Data extract
————

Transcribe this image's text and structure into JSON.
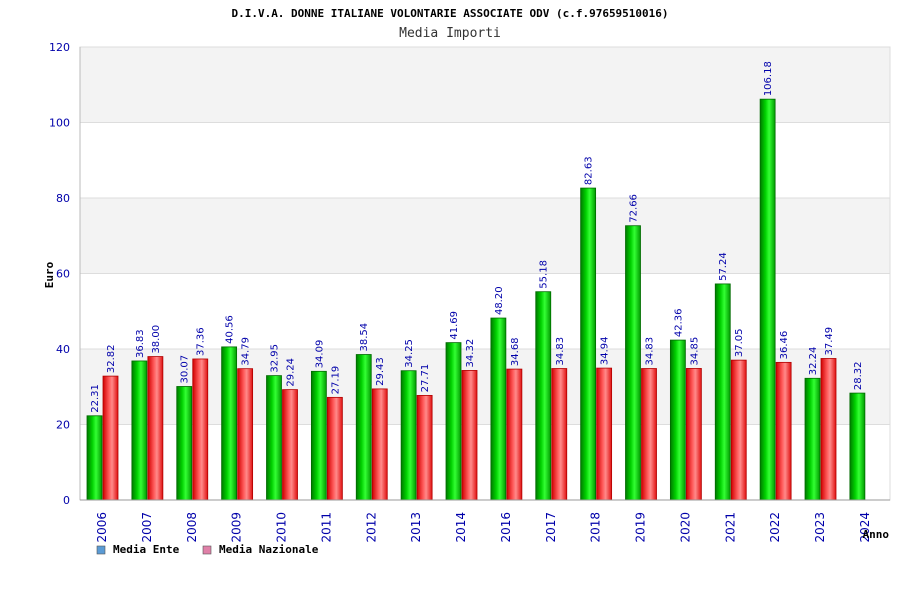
{
  "chart_data": {
    "type": "bar",
    "title": "D.I.V.A. DONNE ITALIANE VOLONTARIE ASSOCIATE ODV (c.f.97659510016)",
    "subtitle": "Media Importi",
    "xlabel": "Anno",
    "ylabel": "Euro",
    "ylim": [
      0,
      120
    ],
    "yticks": [
      0,
      20,
      40,
      60,
      80,
      100,
      120
    ],
    "grid": true,
    "legend_position": "bottom-left",
    "categories": [
      "2006",
      "2007",
      "2008",
      "2009",
      "2010",
      "2011",
      "2012",
      "2013",
      "2014",
      "2016",
      "2017",
      "2018",
      "2019",
      "2020",
      "2021",
      "2022",
      "2023",
      "2024"
    ],
    "series": [
      {
        "name": "Media Ente",
        "legend_color": "#5b9bd5",
        "color": "#00c000",
        "values": [
          22.31,
          36.83,
          30.07,
          40.56,
          32.95,
          34.09,
          38.54,
          34.25,
          41.69,
          48.2,
          55.18,
          82.63,
          72.66,
          42.36,
          57.24,
          106.18,
          32.24,
          28.32
        ],
        "labels": [
          "22.31",
          "36.83",
          "30.07",
          "40.56",
          "32.95",
          "34.09",
          "38.54",
          "34.25",
          "41.69",
          "48.20",
          "55.18",
          "82.63",
          "72.66",
          "42.36",
          "57.24",
          "106.18",
          "32.24",
          "28.32"
        ]
      },
      {
        "name": "Media Nazionale",
        "legend_color": "#e080a8",
        "color": "#e82020",
        "values": [
          32.82,
          38.0,
          37.36,
          34.79,
          29.24,
          27.19,
          29.43,
          27.71,
          34.32,
          34.68,
          34.83,
          34.94,
          34.83,
          34.85,
          37.05,
          36.46,
          37.49,
          null
        ],
        "labels": [
          "32.82",
          "38.00",
          "37.36",
          "34.79",
          "29.24",
          "27.19",
          "29.43",
          "27.71",
          "34.32",
          "34.68",
          "34.83",
          "34.94",
          "34.83",
          "34.85",
          "37.05",
          "36.46",
          "37.49",
          ""
        ]
      }
    ]
  }
}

————

The problem
From the data above, copy each line that holds "Media".

Solution
    "subtitle": "Media Importi",
        "name": "Media Ente",
        "name": "Media Nazionale",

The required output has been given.